=== Section Start ===

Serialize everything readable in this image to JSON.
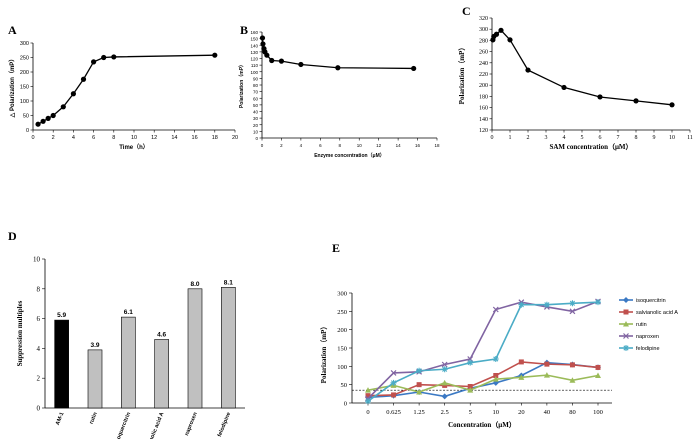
{
  "figure": {
    "panels": [
      "A",
      "B",
      "C",
      "D",
      "E"
    ],
    "colors": {
      "line": "#000000",
      "bar_black": "#000000",
      "bar_gray": "#c0c0c0",
      "isoquercitrin": "#3b79c4",
      "salvianolic": "#c0504d",
      "rutin": "#9bbb59",
      "naproxen": "#8064a2",
      "felodipine": "#4bacc6"
    }
  },
  "chart_data": [
    {
      "panel": "A",
      "type": "line",
      "title": "",
      "xlabel": "Time（h）",
      "ylabel": "△ Polarization（mP）",
      "xlim": [
        0,
        20
      ],
      "ylim": [
        0,
        300
      ],
      "xticks": [
        "0",
        "2",
        "4",
        "6",
        "8",
        "10",
        "12",
        "14",
        "16",
        "18",
        "20"
      ],
      "yticks": [
        "0",
        "50",
        "100",
        "150",
        "200",
        "250",
        "300"
      ],
      "x": [
        0.5,
        1,
        1.5,
        2,
        3,
        4,
        5,
        6,
        7,
        8,
        18
      ],
      "y": [
        20,
        30,
        40,
        50,
        80,
        125,
        175,
        235,
        250,
        252,
        258
      ]
    },
    {
      "panel": "B",
      "type": "line",
      "title": "",
      "xlabel": "Enzyme concentration（μM）",
      "ylabel": "Polarization（mP）",
      "xlim": [
        0,
        18
      ],
      "ylim": [
        0,
        160
      ],
      "xticks": [
        "0",
        "2",
        "4",
        "6",
        "8",
        "10",
        "12",
        "14",
        "16",
        "18"
      ],
      "yticks": [
        "0",
        "10",
        "20",
        "30",
        "40",
        "50",
        "60",
        "70",
        "80",
        "90",
        "100",
        "110",
        "120",
        "130",
        "140",
        "150",
        "160"
      ],
      "x": [
        0.05,
        0.1,
        0.2,
        0.3,
        0.5,
        1,
        2,
        4,
        7.8,
        15.6
      ],
      "y": [
        151,
        142,
        135,
        130,
        125,
        117,
        116,
        111,
        106,
        105
      ]
    },
    {
      "panel": "C",
      "type": "line",
      "title": "",
      "xlabel": "SAM concentration（μM）",
      "ylabel": "Polarization（mP）",
      "xlim": [
        0,
        11
      ],
      "ylim": [
        120,
        320
      ],
      "xticks": [
        "0",
        "1",
        "2",
        "3",
        "4",
        "5",
        "6",
        "7",
        "8",
        "9",
        "10",
        "11"
      ],
      "yticks": [
        "120",
        "140",
        "160",
        "180",
        "200",
        "220",
        "240",
        "260",
        "280",
        "300",
        "320"
      ],
      "x": [
        0.05,
        0.1,
        0.25,
        0.5,
        1,
        2,
        4,
        6,
        8,
        10
      ],
      "y": [
        281,
        287,
        291,
        298,
        281,
        227,
        196,
        179,
        172,
        165
      ]
    },
    {
      "panel": "D",
      "type": "bar",
      "title": "",
      "xlabel": "",
      "ylabel": "Suppression multiples",
      "ylim": [
        0,
        10
      ],
      "yticks": [
        "0",
        "2",
        "4",
        "6",
        "8",
        "10"
      ],
      "categories": [
        "AM-1",
        "rutin",
        "isoquercitrin",
        "salvianolic acid A",
        "naproxen",
        "felodipine"
      ],
      "values": [
        5.9,
        3.9,
        6.1,
        4.6,
        8.0,
        8.1
      ],
      "labels": [
        "5.9",
        "3.9",
        "6.1",
        "4.6",
        "8.0",
        "8.1"
      ]
    },
    {
      "panel": "E",
      "type": "line",
      "title": "",
      "xlabel": "Concentration（μM）",
      "ylabel": "Polarization（mP）",
      "ylim": [
        0,
        300
      ],
      "yticks": [
        "0",
        "50",
        "100",
        "150",
        "200",
        "250",
        "300"
      ],
      "categories": [
        "0",
        "0.625",
        "1.25",
        "2.5",
        "5",
        "10",
        "20",
        "40",
        "80",
        "100"
      ],
      "reference_line": 35,
      "series": [
        {
          "name": "isoquercitrin",
          "values": [
            15,
            20,
            30,
            18,
            40,
            55,
            75,
            110,
            105,
            97
          ]
        },
        {
          "name": "salvianolic acid A",
          "values": [
            20,
            22,
            50,
            48,
            45,
            75,
            112,
            106,
            104,
            97
          ]
        },
        {
          "name": "rutin",
          "values": [
            35,
            48,
            30,
            55,
            35,
            65,
            70,
            76,
            62,
            75
          ]
        },
        {
          "name": "naproxen",
          "values": [
            12,
            82,
            85,
            105,
            120,
            255,
            275,
            262,
            250,
            277
          ]
        },
        {
          "name": "felodipine",
          "values": [
            5,
            55,
            88,
            92,
            110,
            120,
            268,
            268,
            272,
            275
          ]
        }
      ]
    }
  ]
}
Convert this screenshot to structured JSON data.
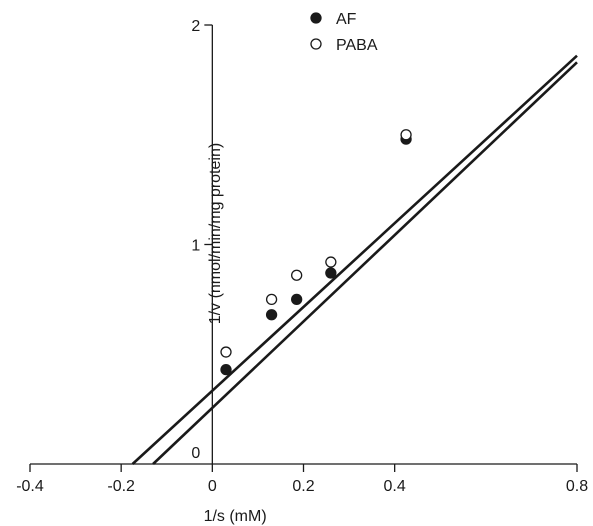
{
  "chart_data": {
    "type": "scatter",
    "title": "",
    "xlabel": "1/s (mM)",
    "ylabel": "1/v (nmol/min/mg protein)",
    "xlim": [
      -0.4,
      0.8
    ],
    "ylim": [
      0,
      2
    ],
    "x_ticks": [
      "-0.4",
      "-0.2",
      "0",
      "0.2",
      "0.4",
      "0.8"
    ],
    "x_tick_values": [
      -0.4,
      -0.2,
      0,
      0.2,
      0.4,
      0.8
    ],
    "y_ticks": [
      "0",
      "1",
      "2"
    ],
    "y_tick_values": [
      0,
      1,
      2
    ],
    "grid": false,
    "legend_position": "top-center",
    "series": [
      {
        "name": "AF",
        "marker": "filled-circle",
        "color": "#1a1a1a",
        "points": [
          {
            "x": 0.03,
            "y": 0.43
          },
          {
            "x": 0.13,
            "y": 0.68
          },
          {
            "x": 0.185,
            "y": 0.75
          },
          {
            "x": 0.26,
            "y": 0.87
          },
          {
            "x": 0.425,
            "y": 1.48
          }
        ],
        "fit_line": {
          "x": [
            -0.13,
            0.8
          ],
          "y": [
            0,
            1.83
          ]
        }
      },
      {
        "name": "PABA",
        "marker": "open-circle",
        "color": "#1a1a1a",
        "points": [
          {
            "x": 0.03,
            "y": 0.51
          },
          {
            "x": 0.13,
            "y": 0.75
          },
          {
            "x": 0.185,
            "y": 0.86
          },
          {
            "x": 0.26,
            "y": 0.92
          },
          {
            "x": 0.425,
            "y": 1.5
          }
        ],
        "fit_line": {
          "x": [
            -0.175,
            0.8
          ],
          "y": [
            0,
            1.86
          ]
        }
      }
    ]
  }
}
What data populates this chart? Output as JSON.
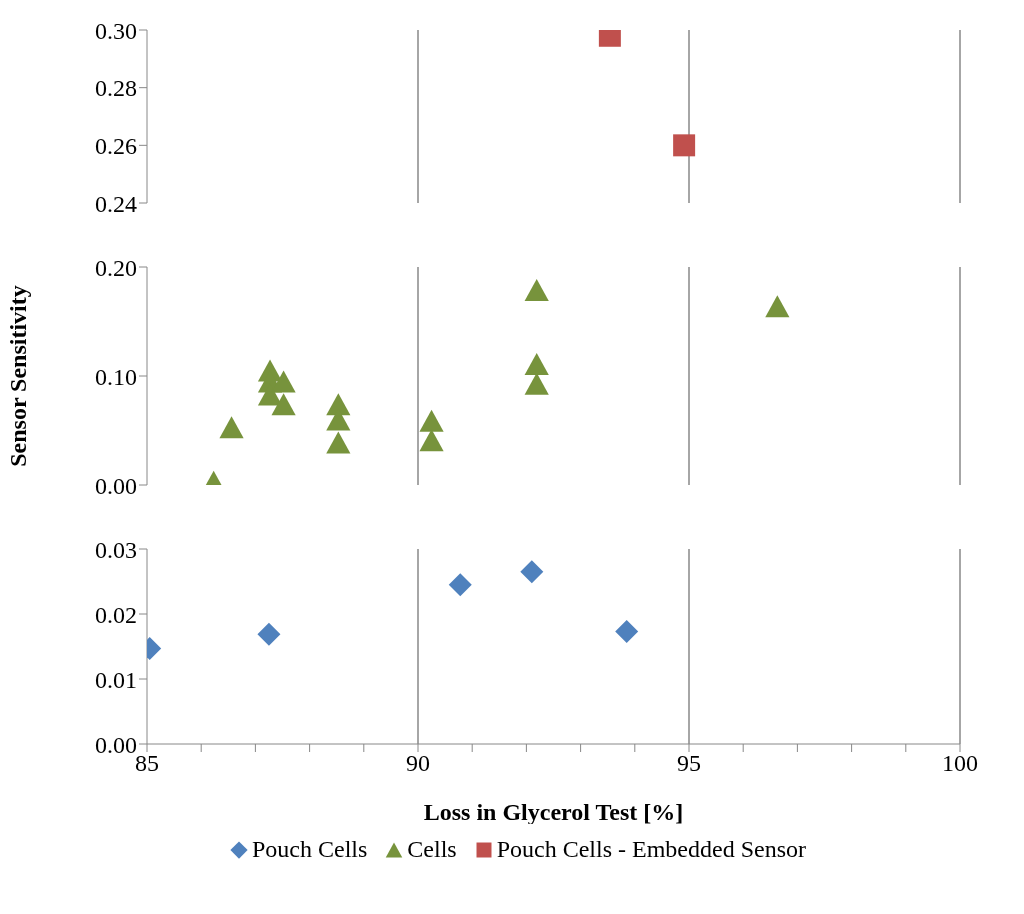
{
  "chart_data": [
    {
      "type": "scatter",
      "xlim": [
        85,
        100
      ],
      "xticks": [
        85,
        90,
        95,
        100
      ],
      "ylim": [
        0.24,
        0.3
      ],
      "yticks": [
        {
          "value": 0.24,
          "label": "0.24"
        },
        {
          "value": 0.26,
          "label": "0.26"
        },
        {
          "value": 0.28,
          "label": "0.28"
        },
        {
          "value": 0.3,
          "label": "0.30"
        }
      ],
      "tick_labels": "y",
      "grid": "x",
      "marker": "square",
      "series": [
        {
          "name": "Pouch Cells - Embedded Sensor",
          "color": "#c0504d",
          "x": [
            93.54,
            94.91
          ],
          "values": [
            0.298,
            0.26
          ]
        }
      ]
    },
    {
      "type": "scatter",
      "ylabel": "Sensor Sensitivity",
      "xlim": [
        85,
        100
      ],
      "xticks": [
        85,
        90,
        95,
        100
      ],
      "ylim": [
        0,
        0.2
      ],
      "yticks": [
        {
          "value": 0,
          "label": "0.00"
        },
        {
          "value": 0.1,
          "label": "0.10"
        },
        {
          "value": 0.2,
          "label": "0.20"
        }
      ],
      "tick_labels": "y",
      "grid": "x",
      "marker": "triangle",
      "series": [
        {
          "name": "Cells",
          "color": "#77933c",
          "x": [
            86.23,
            86.56,
            87.27,
            87.27,
            87.27,
            87.52,
            87.52,
            88.53,
            88.53,
            88.53,
            90.25,
            90.25,
            92.19,
            92.19,
            92.19,
            96.63
          ],
          "values": [
            0.003,
            0.053,
            0.105,
            0.095,
            0.083,
            0.095,
            0.074,
            0.074,
            0.06,
            0.039,
            0.059,
            0.041,
            0.179,
            0.111,
            0.093,
            0.164
          ]
        }
      ]
    },
    {
      "type": "scatter",
      "xlabel": "Loss in Glycerol Test [%]",
      "xlim": [
        85,
        100
      ],
      "xticks": [
        85,
        {
          "value": 86,
          "label": null
        },
        {
          "value": 87,
          "label": null
        },
        {
          "value": 88,
          "label": null
        },
        {
          "value": 89,
          "label": null
        },
        90,
        {
          "value": 91,
          "label": null
        },
        {
          "value": 92,
          "label": null
        },
        {
          "value": 93,
          "label": null
        },
        {
          "value": 94,
          "label": null
        },
        95,
        {
          "value": 96,
          "label": null
        },
        {
          "value": 97,
          "label": null
        },
        {
          "value": 98,
          "label": null
        },
        {
          "value": 99,
          "label": null
        },
        100
      ],
      "ylim": [
        0,
        0.03
      ],
      "yticks": [
        {
          "value": 0,
          "label": "0.00"
        },
        {
          "value": 0.01,
          "label": "0.01"
        },
        {
          "value": 0.02,
          "label": "0.02"
        },
        {
          "value": 0.03,
          "label": "0.03"
        }
      ],
      "grid": "x",
      "marker": "diamond",
      "legend": "bottom",
      "series": [
        {
          "name": "Pouch Cells",
          "color": "#4f81bd",
          "x": [
            85.05,
            87.25,
            90.78,
            92.1,
            93.85
          ],
          "values": [
            0.0147,
            0.0169,
            0.0245,
            0.0265,
            0.0173
          ]
        }
      ]
    }
  ]
}
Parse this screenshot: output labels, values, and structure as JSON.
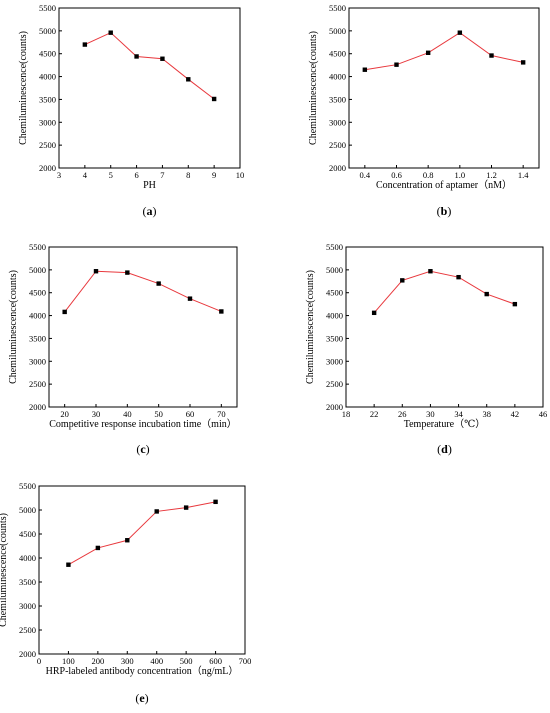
{
  "chart_data": [
    {
      "type": "line",
      "panel_label": "(a)",
      "xlabel": "PH",
      "ylabel": "Chemiluminescence(counts)",
      "xlim": [
        3,
        10
      ],
      "xticks": [
        3,
        4,
        5,
        6,
        7,
        8,
        9,
        10
      ],
      "ylim": [
        2000,
        5500
      ],
      "yticks": [
        2000,
        2500,
        3000,
        3500,
        4000,
        4500,
        5000,
        5500
      ],
      "grid": false,
      "series": [
        {
          "x": [
            4,
            5,
            6,
            7,
            8,
            9
          ],
          "y": [
            4700,
            4960,
            4440,
            4390,
            3940,
            3510
          ],
          "line_color": "#e8383d",
          "marker_color": "#000000",
          "marker": "square"
        }
      ]
    },
    {
      "type": "line",
      "panel_label": "(b)",
      "xlabel": "Concentration of aptamer（nM）",
      "ylabel": "Chemiluminescence(counts)",
      "xlim": [
        0.3,
        1.5
      ],
      "xticks": [
        "0.4",
        "0.6",
        "0.8",
        "1.0",
        "1.2",
        "1.4"
      ],
      "xtick_values": [
        0.4,
        0.6,
        0.8,
        1.0,
        1.2,
        1.4
      ],
      "ylim": [
        2000,
        5500
      ],
      "yticks": [
        2000,
        2500,
        3000,
        3500,
        4000,
        4500,
        5000,
        5500
      ],
      "grid": false,
      "series": [
        {
          "x": [
            0.4,
            0.6,
            0.8,
            1.0,
            1.2,
            1.4
          ],
          "y": [
            4150,
            4260,
            4520,
            4960,
            4460,
            4310
          ],
          "line_color": "#e8383d",
          "marker_color": "#000000",
          "marker": "square"
        }
      ]
    },
    {
      "type": "line",
      "panel_label": "(c)",
      "xlabel": "Competitive response incubation time（min）",
      "ylabel": "Chemiluminescence(counts)",
      "xlim": [
        15,
        75
      ],
      "xticks": [
        20,
        30,
        40,
        50,
        60,
        70
      ],
      "ylim": [
        2000,
        5500
      ],
      "yticks": [
        2000,
        2500,
        3000,
        3500,
        4000,
        4500,
        5000,
        5500
      ],
      "grid": false,
      "series": [
        {
          "x": [
            20,
            30,
            40,
            50,
            60,
            70
          ],
          "y": [
            4080,
            4970,
            4940,
            4700,
            4370,
            4090
          ],
          "line_color": "#e8383d",
          "marker_color": "#000000",
          "marker": "square"
        }
      ]
    },
    {
      "type": "line",
      "panel_label": "(d)",
      "xlabel": "Temperature（℃）",
      "ylabel": "Chemiluminescence(counts)",
      "xlim": [
        18,
        46
      ],
      "xticks": [
        18,
        22,
        26,
        30,
        34,
        38,
        42,
        46
      ],
      "ylim": [
        2000,
        5500
      ],
      "yticks": [
        2000,
        2500,
        3000,
        3500,
        4000,
        4500,
        5000,
        5500
      ],
      "grid": false,
      "series": [
        {
          "x": [
            22,
            26,
            30,
            34,
            38,
            42
          ],
          "y": [
            4060,
            4770,
            4970,
            4840,
            4470,
            4250
          ],
          "line_color": "#e8383d",
          "marker_color": "#000000",
          "marker": "square"
        }
      ]
    },
    {
      "type": "line",
      "panel_label": "(e)",
      "xlabel": "HRP-labeled antibody concentration（ng/mL）",
      "ylabel": "Chemiluminescence(counts)",
      "xlim": [
        0,
        700
      ],
      "xticks": [
        0,
        100,
        200,
        300,
        400,
        500,
        600,
        700
      ],
      "ylim": [
        2000,
        5500
      ],
      "yticks": [
        2000,
        2500,
        3000,
        3500,
        4000,
        4500,
        5000,
        5500
      ],
      "grid": false,
      "series": [
        {
          "x": [
            100,
            200,
            300,
            400,
            500,
            600
          ],
          "y": [
            3860,
            4210,
            4370,
            4970,
            5050,
            5170
          ],
          "line_color": "#e8383d",
          "marker_color": "#000000",
          "marker": "square"
        }
      ]
    }
  ]
}
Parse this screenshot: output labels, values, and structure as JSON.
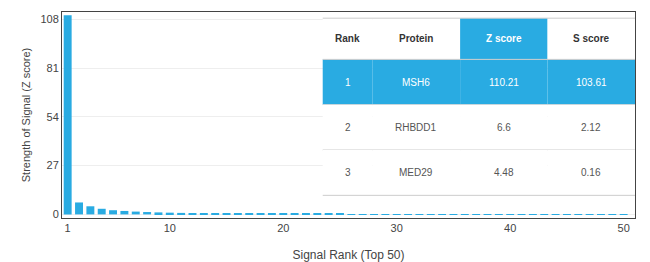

=== Section End ===

## WHAT YOU SHOULD DO
Please find every line in the listing that holds the string "Pouch" and copy it.

## YOUR SOLUTION
          "name": "Pouch Cells - Embedded Sensor",
          "name": "Pouch Cells",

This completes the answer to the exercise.